# Exercise directions
Return the data exactly, with all pictures removed.

# Source material

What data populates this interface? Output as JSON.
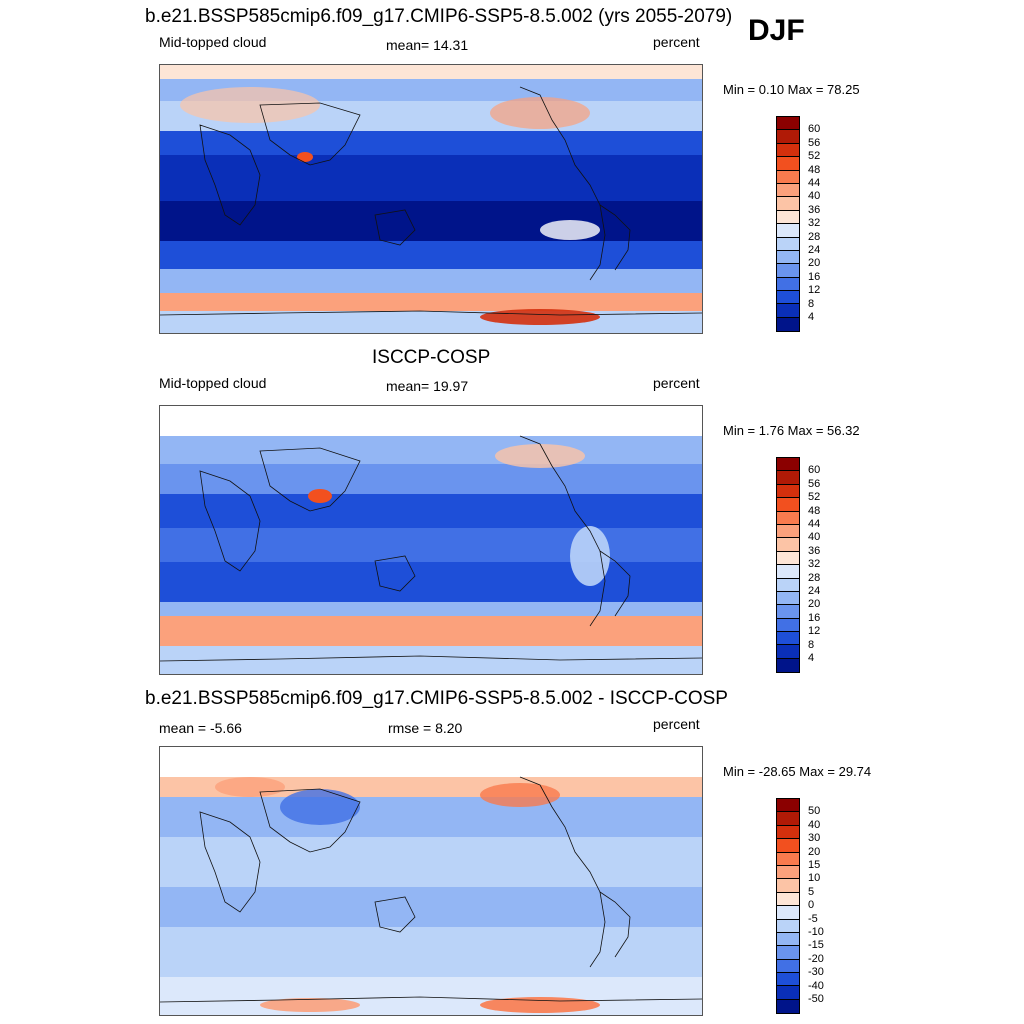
{
  "season": "DJF",
  "panels": [
    {
      "title": "b.e21.BSSP585cmip6.f09_g17.CMIP6-SSP5-8.5.002 (yrs 2055-2079)",
      "left_label": "Mid-topped cloud",
      "center_label": "mean=  14.31",
      "right_label": "percent",
      "minmax": "Min =   0.10 Max =  78.25",
      "colorbar_ticks": [
        "60",
        "56",
        "52",
        "48",
        "44",
        "40",
        "36",
        "32",
        "28",
        "24",
        "20",
        "16",
        "12",
        "8",
        "4"
      ],
      "colorbar_colors": [
        "#8b0000",
        "#b01a06",
        "#d4300d",
        "#f2501f",
        "#f97b4e",
        "#fba17c",
        "#fcc4a6",
        "#fde5d6",
        "#dce8fb",
        "#bad3f8",
        "#93b6f4",
        "#6a94ee",
        "#4170e5",
        "#1e4fd8",
        "#0a2fb8",
        "#00148a"
      ]
    },
    {
      "title": "ISCCP-COSP",
      "left_label": "Mid-topped cloud",
      "center_label": "mean=  19.97",
      "right_label": "percent",
      "minmax": "Min =   1.76 Max =  56.32",
      "colorbar_ticks": [
        "60",
        "56",
        "52",
        "48",
        "44",
        "40",
        "36",
        "32",
        "28",
        "24",
        "20",
        "16",
        "12",
        "8",
        "4"
      ],
      "colorbar_colors": [
        "#8b0000",
        "#b01a06",
        "#d4300d",
        "#f2501f",
        "#f97b4e",
        "#fba17c",
        "#fcc4a6",
        "#fde5d6",
        "#dce8fb",
        "#bad3f8",
        "#93b6f4",
        "#6a94ee",
        "#4170e5",
        "#1e4fd8",
        "#0a2fb8",
        "#00148a"
      ]
    },
    {
      "title": "b.e21.BSSP585cmip6.f09_g17.CMIP6-SSP5-8.5.002 - ISCCP-COSP",
      "left_label": "mean =  -5.66",
      "center_label": "rmse =   8.20",
      "right_label": "percent",
      "minmax": "Min = -28.65 Max =  29.74",
      "colorbar_ticks": [
        "50",
        "40",
        "30",
        "20",
        "15",
        "10",
        "5",
        "0",
        "-5",
        "-10",
        "-15",
        "-20",
        "-30",
        "-40",
        "-50"
      ],
      "colorbar_colors": [
        "#8b0000",
        "#b01a06",
        "#d4300d",
        "#f2501f",
        "#f97b4e",
        "#fba17c",
        "#fcc4a6",
        "#fde5d6",
        "#dce8fb",
        "#bad3f8",
        "#93b6f4",
        "#6a94ee",
        "#4170e5",
        "#1e4fd8",
        "#0a2fb8",
        "#00148a"
      ]
    }
  ]
}
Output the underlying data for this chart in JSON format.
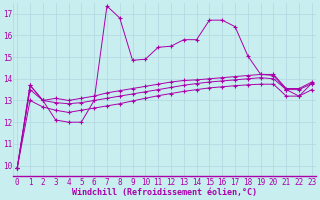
{
  "xlabel": "Windchill (Refroidissement éolien,°C)",
  "background_color": "#c8eef0",
  "grid_color": "#b0d8e0",
  "line_color": "#aa00aa",
  "x_ticks": [
    0,
    1,
    2,
    3,
    4,
    5,
    6,
    7,
    8,
    9,
    10,
    11,
    12,
    13,
    14,
    15,
    16,
    17,
    18,
    19,
    20,
    21,
    22,
    23
  ],
  "y_ticks": [
    10,
    11,
    12,
    13,
    14,
    15,
    16,
    17
  ],
  "ylim": [
    9.5,
    17.5
  ],
  "xlim": [
    -0.3,
    23.3
  ],
  "series1_y": [
    9.9,
    13.7,
    13.0,
    12.1,
    12.0,
    12.0,
    13.0,
    17.35,
    16.8,
    14.85,
    14.9,
    15.45,
    15.5,
    15.8,
    15.8,
    16.7,
    16.7,
    16.4,
    15.05,
    14.2,
    14.15,
    13.5,
    13.2,
    13.8
  ],
  "series2_y": [
    9.9,
    13.7,
    13.0,
    13.1,
    13.0,
    13.1,
    13.2,
    13.35,
    13.45,
    13.55,
    13.65,
    13.75,
    13.85,
    13.92,
    13.95,
    14.0,
    14.05,
    14.1,
    14.15,
    14.2,
    14.2,
    13.55,
    13.55,
    13.85
  ],
  "series3_y": [
    9.9,
    13.5,
    13.0,
    12.9,
    12.85,
    12.9,
    13.0,
    13.1,
    13.2,
    13.3,
    13.4,
    13.5,
    13.6,
    13.7,
    13.78,
    13.85,
    13.9,
    13.95,
    14.0,
    14.05,
    14.0,
    13.5,
    13.5,
    13.78
  ],
  "series4_y": [
    9.9,
    13.0,
    12.7,
    12.55,
    12.45,
    12.55,
    12.65,
    12.75,
    12.85,
    12.98,
    13.1,
    13.22,
    13.32,
    13.42,
    13.5,
    13.58,
    13.63,
    13.68,
    13.72,
    13.75,
    13.75,
    13.2,
    13.2,
    13.5
  ],
  "xlabel_fontsize": 6,
  "tick_fontsize": 5.5
}
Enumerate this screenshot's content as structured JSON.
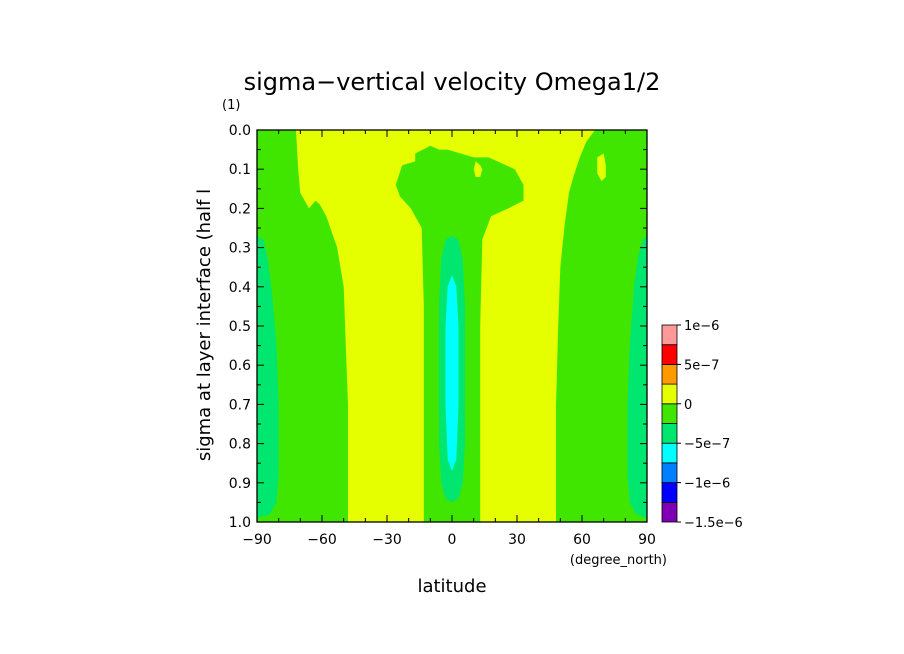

# Expected output
What data populates this interface? Output as JSON.
{
  "season": "DJF",
  "panels": [
    {
      "title": "b.e21.BSSP585cmip6.f09_g17.CMIP6-SSP5-8.5.002 (yrs 2055-2079)",
      "left_label": "Mid-topped cloud",
      "center_label": "mean=  14.31",
      "right_label": "percent",
      "minmax": "Min =   0.10 Max =  78.25",
      "colorbar_ticks": [
        "60",
        "56",
        "52",
        "48",
        "44",
        "40",
        "36",
        "32",
        "28",
        "24",
        "20",
        "16",
        "12",
        "8",
        "4"
      ],
      "colorbar_colors": [
        "#8b0000",
        "#b01a06",
        "#d4300d",
        "#f2501f",
        "#f97b4e",
        "#fba17c",
        "#fcc4a6",
        "#fde5d6",
        "#dce8fb",
        "#bad3f8",
        "#93b6f4",
        "#6a94ee",
        "#4170e5",
        "#1e4fd8",
        "#0a2fb8",
        "#00148a"
      ]
    },
    {
      "title": "ISCCP-COSP",
      "left_label": "Mid-topped cloud",
      "center_label": "mean=  19.97",
      "right_label": "percent",
      "minmax": "Min =   1.76 Max =  56.32",
      "colorbar_ticks": [
        "60",
        "56",
        "52",
        "48",
        "44",
        "40",
        "36",
        "32",
        "28",
        "24",
        "20",
        "16",
        "12",
        "8",
        "4"
      ],
      "colorbar_colors": [
        "#8b0000",
        "#b01a06",
        "#d4300d",
        "#f2501f",
        "#f97b4e",
        "#fba17c",
        "#fcc4a6",
        "#fde5d6",
        "#dce8fb",
        "#bad3f8",
        "#93b6f4",
        "#6a94ee",
        "#4170e5",
        "#1e4fd8",
        "#0a2fb8",
        "#00148a"
      ]
    },
    {
      "title": "b.e21.BSSP585cmip6.f09_g17.CMIP6-SSP5-8.5.002 - ISCCP-COSP",
      "left_label": "mean =  -5.66",
      "center_label": "rmse =   8.20",
      "right_label": "percent",
      "minmax": "Min = -28.65 Max =  29.74",
      "colorbar_ticks": [
        "50",
        "40",
        "30",
        "20",
        "15",
        "10",
        "5",
        "0",
        "-5",
        "-10",
        "-15",
        "-20",
        "-30",
        "-40",
        "-50"
      ],
      "colorbar_colors": [
        "#8b0000",
        "#b01a06",
        "#d4300d",
        "#f2501f",
        "#f97b4e",
        "#fba17c",
        "#fcc4a6",
        "#fde5d6",
        "#dce8fb",
        "#bad3f8",
        "#93b6f4",
        "#6a94ee",
        "#4170e5",
        "#1e4fd8",
        "#0a2fb8",
        "#00148a"
      ]
    }
  ]
}
Output the underlying data for this chart in JSON format.
{
  "xlabel": "Windchill (Refroidissement éolien,°C)",
  "background_color": "#c8eef0",
  "grid_color": "#b0d8e0",
  "line_color": "#aa00aa",
  "x_ticks": [
    0,
    1,
    2,
    3,
    4,
    5,
    6,
    7,
    8,
    9,
    10,
    11,
    12,
    13,
    14,
    15,
    16,
    17,
    18,
    19,
    20,
    21,
    22,
    23
  ],
  "y_ticks": [
    10,
    11,
    12,
    13,
    14,
    15,
    16,
    17
  ],
  "ylim": [
    9.5,
    17.5
  ],
  "xlim": [
    -0.3,
    23.3
  ],
  "series1_y": [
    9.9,
    13.7,
    13.0,
    12.1,
    12.0,
    12.0,
    13.0,
    17.35,
    16.8,
    14.85,
    14.9,
    15.45,
    15.5,
    15.8,
    15.8,
    16.7,
    16.7,
    16.4,
    15.05,
    14.2,
    14.15,
    13.5,
    13.2,
    13.8
  ],
  "series2_y": [
    9.9,
    13.7,
    13.0,
    13.1,
    13.0,
    13.1,
    13.2,
    13.35,
    13.45,
    13.55,
    13.65,
    13.75,
    13.85,
    13.92,
    13.95,
    14.0,
    14.05,
    14.1,
    14.15,
    14.2,
    14.2,
    13.55,
    13.55,
    13.85
  ],
  "series3_y": [
    9.9,
    13.5,
    13.0,
    12.9,
    12.85,
    12.9,
    13.0,
    13.1,
    13.2,
    13.3,
    13.4,
    13.5,
    13.6,
    13.7,
    13.78,
    13.85,
    13.9,
    13.95,
    14.0,
    14.05,
    14.0,
    13.5,
    13.5,
    13.78
  ],
  "series4_y": [
    9.9,
    13.0,
    12.7,
    12.55,
    12.45,
    12.55,
    12.65,
    12.75,
    12.85,
    12.98,
    13.1,
    13.22,
    13.32,
    13.42,
    13.5,
    13.58,
    13.63,
    13.68,
    13.72,
    13.75,
    13.75,
    13.2,
    13.2,
    13.5
  ],
  "xlabel_fontsize": 6,
  "tick_fontsize": 5.5
}
Enumerate this screenshot's content as structured JSON.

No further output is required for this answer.